• **INSTRUCTION**: Scan the lines below for "Einstellungen"; report the number of lines that contain it, and only that.

Collected data
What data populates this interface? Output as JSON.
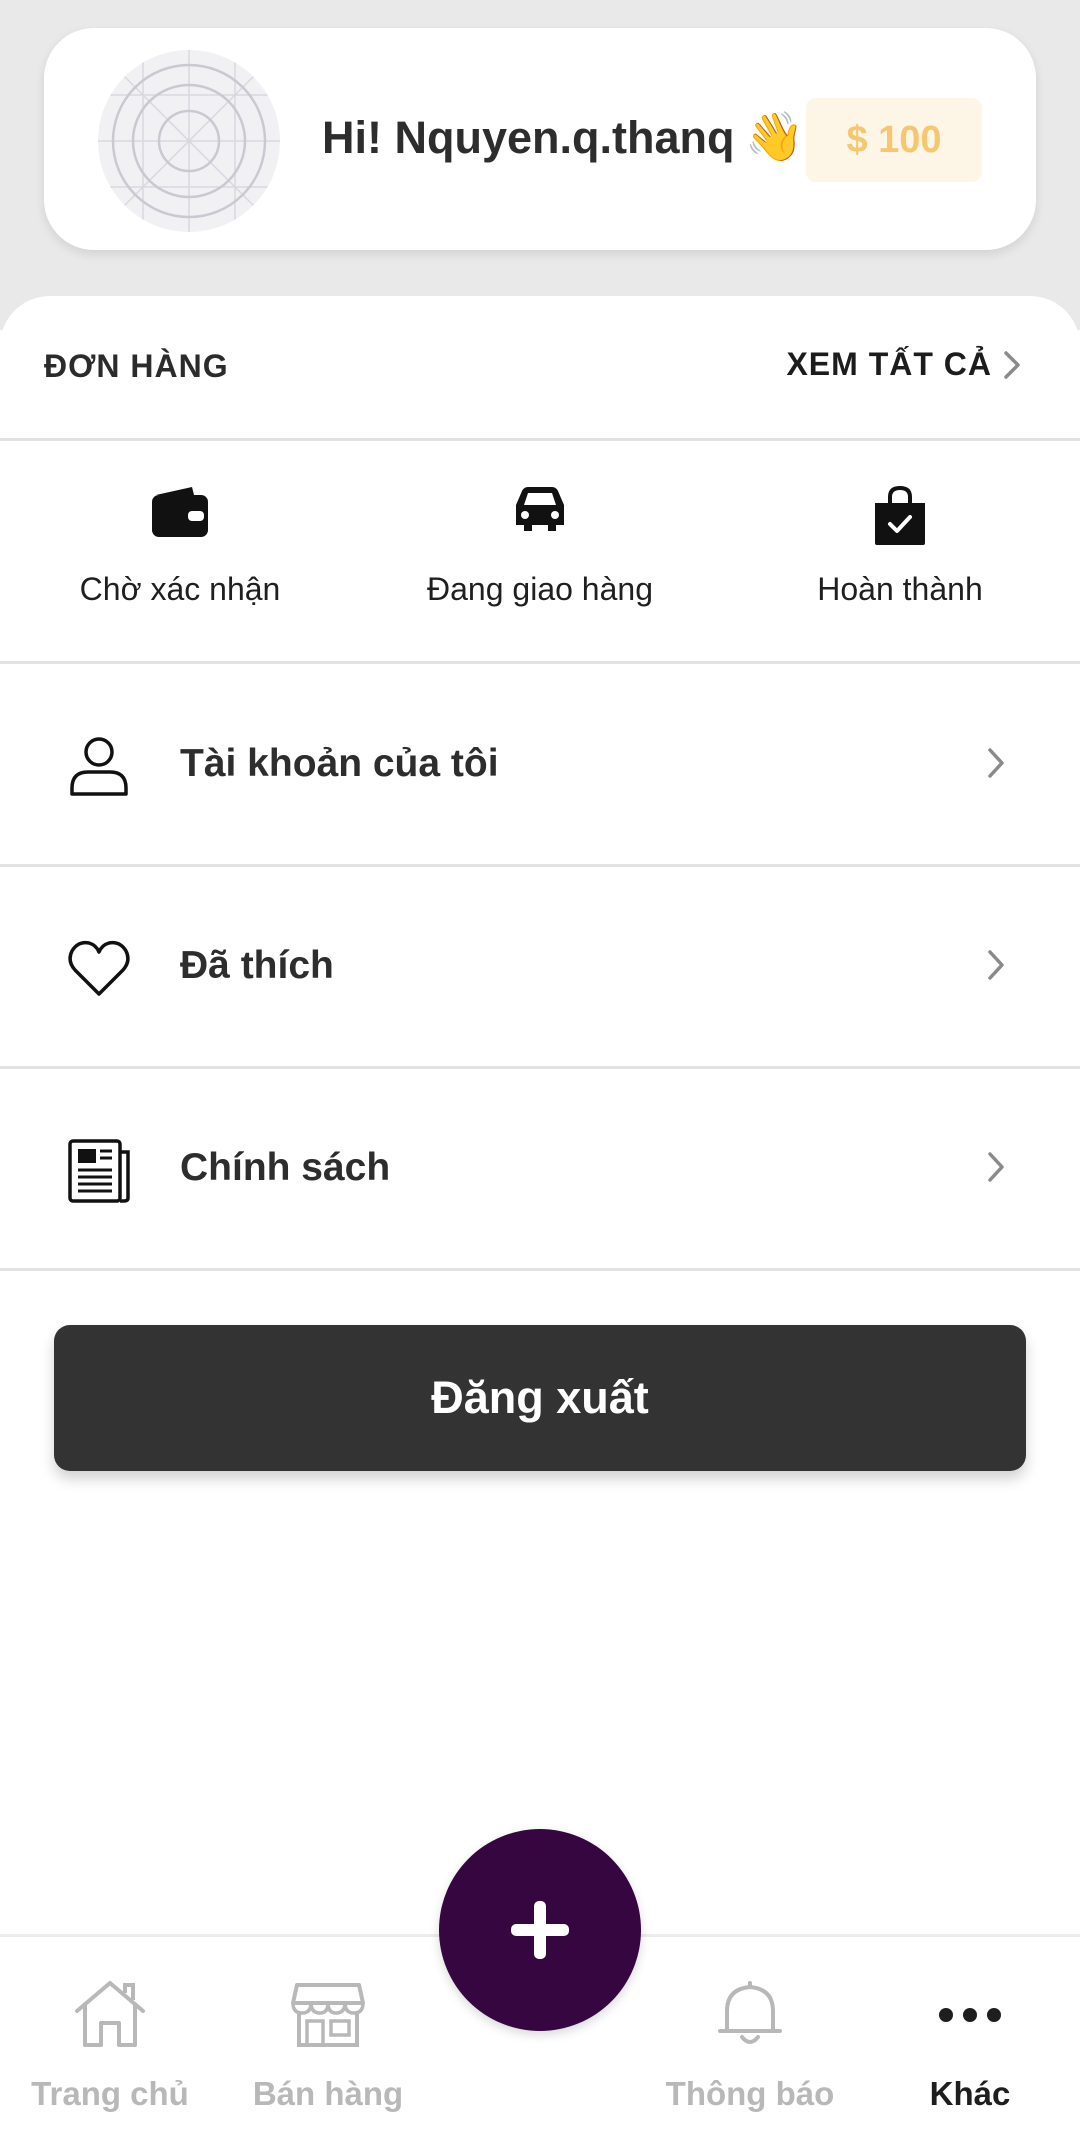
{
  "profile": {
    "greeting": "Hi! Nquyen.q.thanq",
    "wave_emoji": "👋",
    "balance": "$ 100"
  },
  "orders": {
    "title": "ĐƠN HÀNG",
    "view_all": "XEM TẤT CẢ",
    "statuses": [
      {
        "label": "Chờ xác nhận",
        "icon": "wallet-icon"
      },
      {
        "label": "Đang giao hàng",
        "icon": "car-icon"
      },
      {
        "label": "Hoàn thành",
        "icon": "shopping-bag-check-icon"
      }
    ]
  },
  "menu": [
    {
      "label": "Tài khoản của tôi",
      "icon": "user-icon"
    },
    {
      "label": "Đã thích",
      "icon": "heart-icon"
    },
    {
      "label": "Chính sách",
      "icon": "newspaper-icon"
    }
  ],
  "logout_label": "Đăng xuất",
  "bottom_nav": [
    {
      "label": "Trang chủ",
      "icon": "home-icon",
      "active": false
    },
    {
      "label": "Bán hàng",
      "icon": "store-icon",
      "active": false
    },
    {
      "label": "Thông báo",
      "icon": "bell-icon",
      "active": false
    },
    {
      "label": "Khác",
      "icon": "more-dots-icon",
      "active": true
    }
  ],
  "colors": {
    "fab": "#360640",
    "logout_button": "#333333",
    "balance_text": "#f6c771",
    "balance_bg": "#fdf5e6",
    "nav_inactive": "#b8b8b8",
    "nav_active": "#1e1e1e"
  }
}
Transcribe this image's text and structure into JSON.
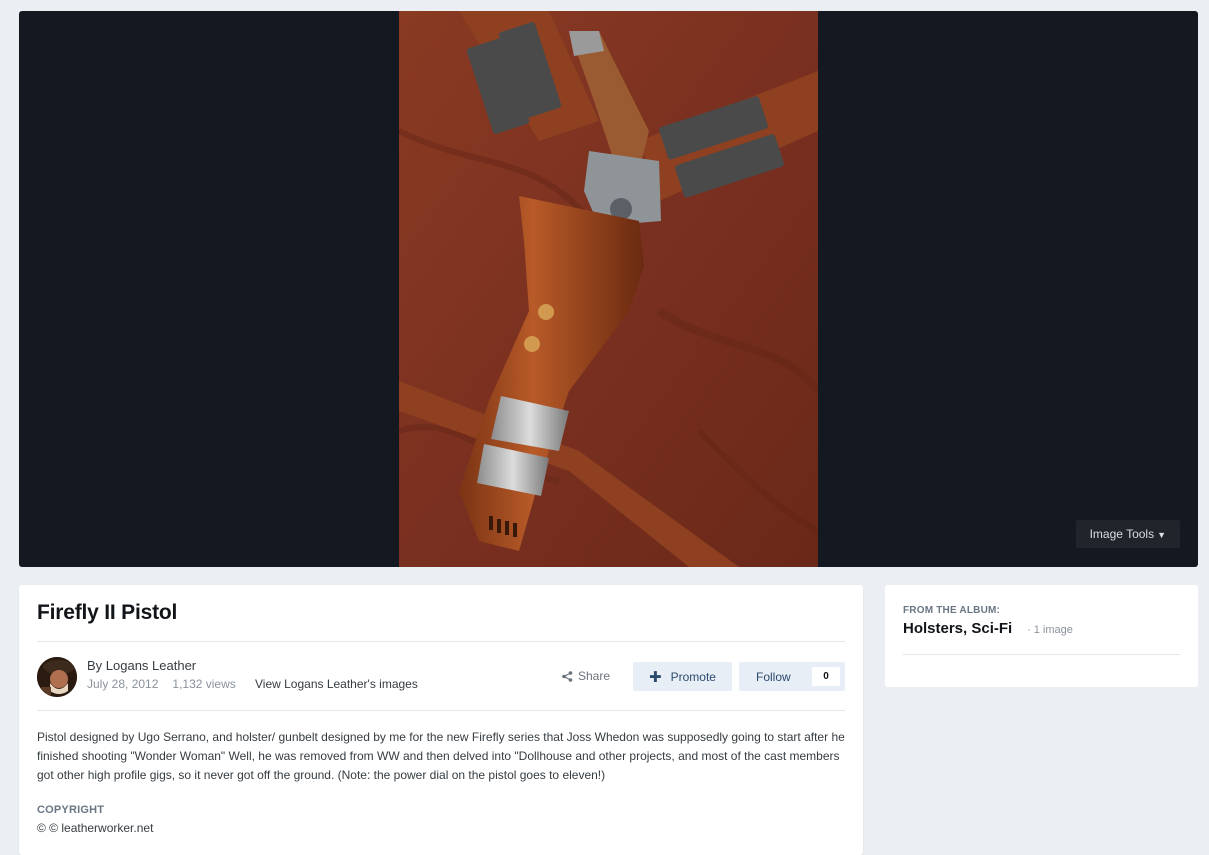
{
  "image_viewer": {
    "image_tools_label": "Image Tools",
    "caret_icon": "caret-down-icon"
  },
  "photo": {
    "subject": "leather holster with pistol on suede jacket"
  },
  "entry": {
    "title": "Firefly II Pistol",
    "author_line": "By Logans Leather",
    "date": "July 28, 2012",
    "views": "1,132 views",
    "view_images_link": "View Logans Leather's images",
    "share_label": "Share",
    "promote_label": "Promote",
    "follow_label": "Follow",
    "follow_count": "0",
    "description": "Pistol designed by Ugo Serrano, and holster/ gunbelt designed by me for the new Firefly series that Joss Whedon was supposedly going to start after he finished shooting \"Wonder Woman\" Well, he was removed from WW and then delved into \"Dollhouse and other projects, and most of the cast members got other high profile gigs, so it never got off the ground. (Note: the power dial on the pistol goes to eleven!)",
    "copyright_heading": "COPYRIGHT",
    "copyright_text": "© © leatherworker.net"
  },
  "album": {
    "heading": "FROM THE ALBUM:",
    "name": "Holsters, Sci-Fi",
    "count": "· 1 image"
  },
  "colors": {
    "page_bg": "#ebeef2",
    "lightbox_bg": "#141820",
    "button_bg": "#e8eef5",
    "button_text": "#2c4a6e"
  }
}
==
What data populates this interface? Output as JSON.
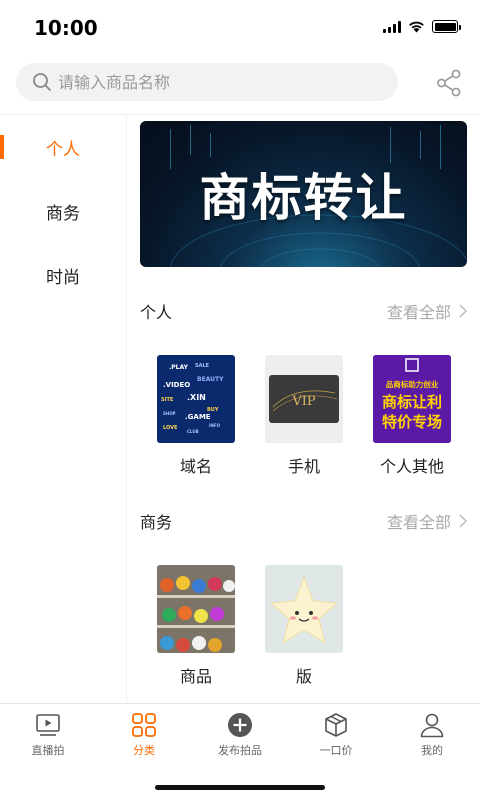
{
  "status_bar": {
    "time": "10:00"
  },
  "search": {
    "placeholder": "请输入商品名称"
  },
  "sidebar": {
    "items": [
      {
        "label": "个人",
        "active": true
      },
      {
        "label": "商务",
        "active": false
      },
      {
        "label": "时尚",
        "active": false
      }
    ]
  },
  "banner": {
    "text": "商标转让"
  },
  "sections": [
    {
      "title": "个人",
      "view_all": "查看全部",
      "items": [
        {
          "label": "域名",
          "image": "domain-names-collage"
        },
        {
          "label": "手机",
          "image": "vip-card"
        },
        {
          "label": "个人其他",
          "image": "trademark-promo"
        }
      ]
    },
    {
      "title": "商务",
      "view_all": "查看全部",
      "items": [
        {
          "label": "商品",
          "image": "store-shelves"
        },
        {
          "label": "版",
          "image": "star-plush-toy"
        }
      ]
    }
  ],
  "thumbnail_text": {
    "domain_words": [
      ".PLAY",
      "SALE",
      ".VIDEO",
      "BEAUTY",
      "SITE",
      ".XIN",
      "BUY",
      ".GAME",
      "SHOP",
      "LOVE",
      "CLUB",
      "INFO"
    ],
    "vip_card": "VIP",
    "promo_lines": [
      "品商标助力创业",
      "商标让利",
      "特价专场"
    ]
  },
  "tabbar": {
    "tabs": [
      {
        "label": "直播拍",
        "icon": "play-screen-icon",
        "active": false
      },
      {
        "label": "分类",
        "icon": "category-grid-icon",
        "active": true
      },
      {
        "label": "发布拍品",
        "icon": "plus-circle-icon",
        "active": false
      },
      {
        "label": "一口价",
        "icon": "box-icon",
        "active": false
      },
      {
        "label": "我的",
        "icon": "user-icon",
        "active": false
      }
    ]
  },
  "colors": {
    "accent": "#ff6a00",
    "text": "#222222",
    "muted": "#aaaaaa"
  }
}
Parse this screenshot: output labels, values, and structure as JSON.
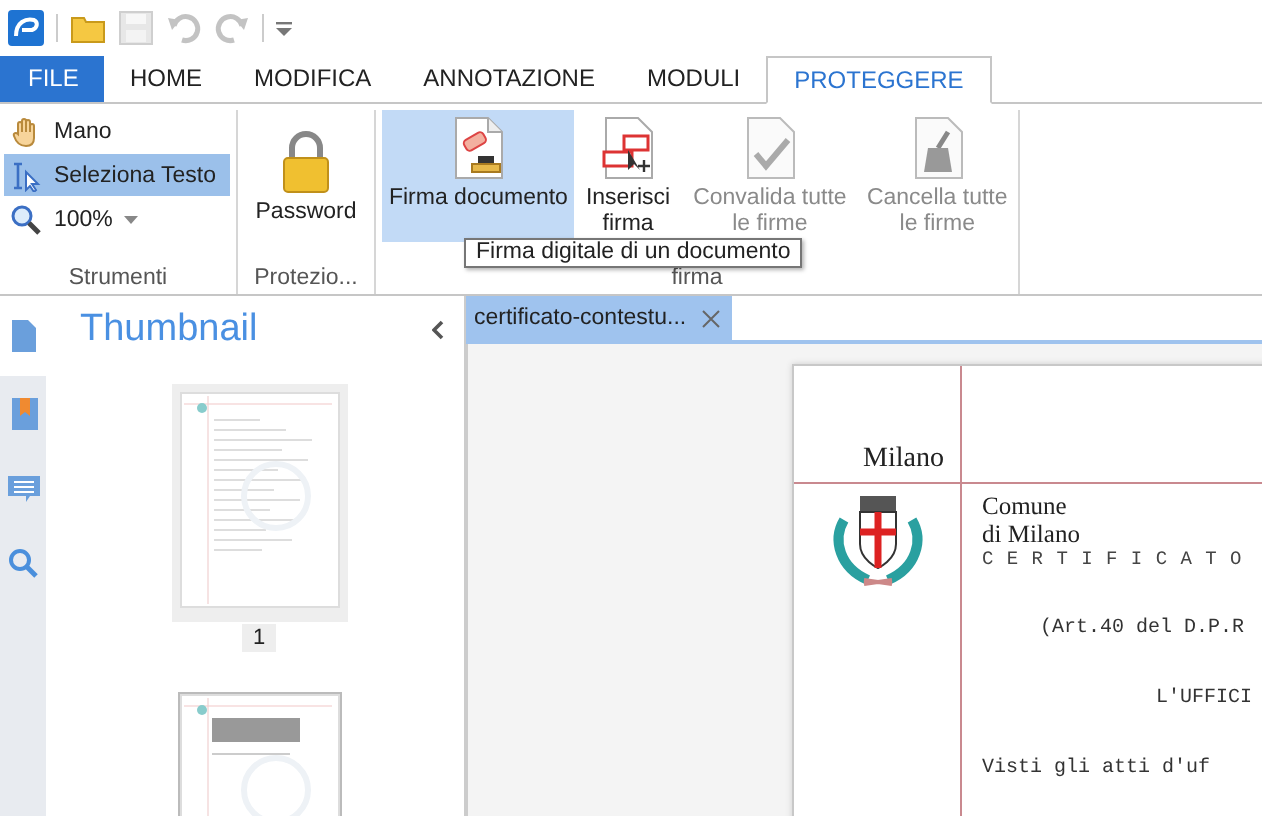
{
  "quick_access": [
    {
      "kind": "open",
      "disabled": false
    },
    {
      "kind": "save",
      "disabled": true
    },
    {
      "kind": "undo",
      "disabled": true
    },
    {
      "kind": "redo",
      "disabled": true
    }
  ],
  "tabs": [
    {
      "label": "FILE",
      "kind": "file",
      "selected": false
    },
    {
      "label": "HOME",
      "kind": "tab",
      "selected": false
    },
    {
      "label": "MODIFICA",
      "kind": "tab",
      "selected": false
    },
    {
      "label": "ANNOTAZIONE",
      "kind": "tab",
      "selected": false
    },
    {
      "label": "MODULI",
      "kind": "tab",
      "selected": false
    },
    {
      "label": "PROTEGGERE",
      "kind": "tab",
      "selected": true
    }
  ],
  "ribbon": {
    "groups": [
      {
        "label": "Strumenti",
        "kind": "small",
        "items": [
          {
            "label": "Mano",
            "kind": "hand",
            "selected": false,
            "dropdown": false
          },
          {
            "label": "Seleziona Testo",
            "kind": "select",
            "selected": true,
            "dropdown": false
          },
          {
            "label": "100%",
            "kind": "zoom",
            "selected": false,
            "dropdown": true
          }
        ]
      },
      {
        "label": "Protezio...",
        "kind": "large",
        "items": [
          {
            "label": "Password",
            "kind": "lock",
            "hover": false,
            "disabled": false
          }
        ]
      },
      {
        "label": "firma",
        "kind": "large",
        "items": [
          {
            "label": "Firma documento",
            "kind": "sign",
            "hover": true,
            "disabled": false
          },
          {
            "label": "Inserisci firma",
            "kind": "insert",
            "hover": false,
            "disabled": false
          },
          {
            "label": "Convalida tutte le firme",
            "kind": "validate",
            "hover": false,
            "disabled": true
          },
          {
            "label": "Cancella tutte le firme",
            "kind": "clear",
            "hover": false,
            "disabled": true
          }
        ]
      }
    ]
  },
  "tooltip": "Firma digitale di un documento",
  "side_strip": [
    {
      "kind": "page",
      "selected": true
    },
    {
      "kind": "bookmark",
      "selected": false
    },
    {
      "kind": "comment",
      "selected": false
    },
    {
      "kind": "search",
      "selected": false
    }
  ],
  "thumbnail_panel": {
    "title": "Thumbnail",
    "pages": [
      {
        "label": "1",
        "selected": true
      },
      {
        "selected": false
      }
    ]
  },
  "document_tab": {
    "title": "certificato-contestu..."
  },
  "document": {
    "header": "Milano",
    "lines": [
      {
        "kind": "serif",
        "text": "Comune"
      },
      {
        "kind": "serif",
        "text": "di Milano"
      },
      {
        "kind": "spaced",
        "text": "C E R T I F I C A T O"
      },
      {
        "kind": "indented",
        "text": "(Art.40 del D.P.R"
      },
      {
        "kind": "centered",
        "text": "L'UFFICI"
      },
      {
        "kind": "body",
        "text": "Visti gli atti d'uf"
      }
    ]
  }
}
* * *
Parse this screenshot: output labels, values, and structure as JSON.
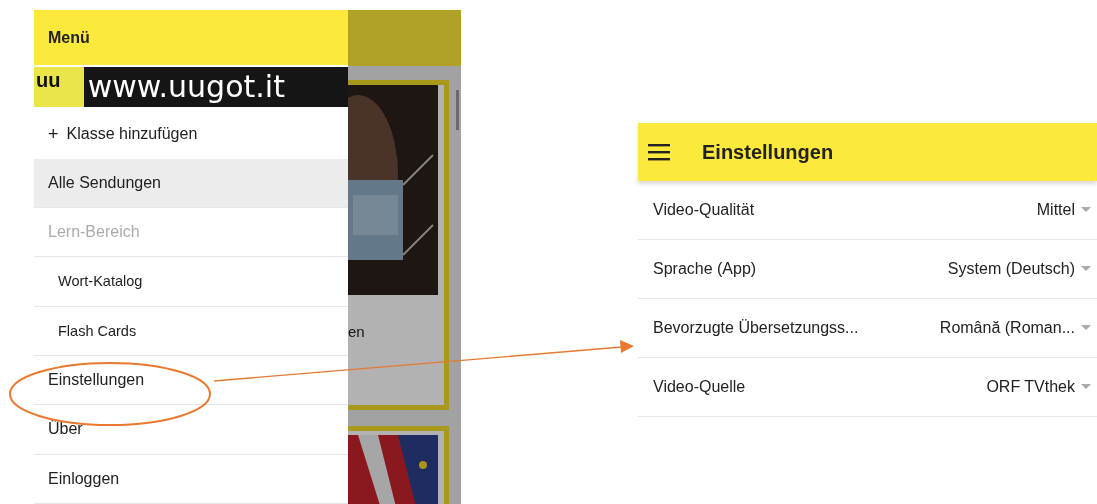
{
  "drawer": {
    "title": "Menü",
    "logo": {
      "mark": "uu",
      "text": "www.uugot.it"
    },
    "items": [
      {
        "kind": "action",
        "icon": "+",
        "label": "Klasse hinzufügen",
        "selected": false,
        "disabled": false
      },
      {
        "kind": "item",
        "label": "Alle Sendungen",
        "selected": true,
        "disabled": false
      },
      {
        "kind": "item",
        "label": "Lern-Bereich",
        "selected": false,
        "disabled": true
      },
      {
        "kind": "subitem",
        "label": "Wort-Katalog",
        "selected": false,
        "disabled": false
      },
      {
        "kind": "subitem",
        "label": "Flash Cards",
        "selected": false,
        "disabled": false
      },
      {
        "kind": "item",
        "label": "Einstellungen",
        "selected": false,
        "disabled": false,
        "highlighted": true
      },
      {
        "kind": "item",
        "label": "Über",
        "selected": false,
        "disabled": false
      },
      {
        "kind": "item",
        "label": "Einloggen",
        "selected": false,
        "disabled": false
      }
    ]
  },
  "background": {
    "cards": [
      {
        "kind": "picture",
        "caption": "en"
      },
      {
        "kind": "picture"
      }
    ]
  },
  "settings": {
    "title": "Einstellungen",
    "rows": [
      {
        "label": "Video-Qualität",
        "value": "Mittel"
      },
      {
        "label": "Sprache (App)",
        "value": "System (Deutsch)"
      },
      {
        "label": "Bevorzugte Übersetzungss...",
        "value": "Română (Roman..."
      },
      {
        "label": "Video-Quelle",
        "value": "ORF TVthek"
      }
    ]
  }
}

• **OUTPUT FOR THIS EXERCISE**: 2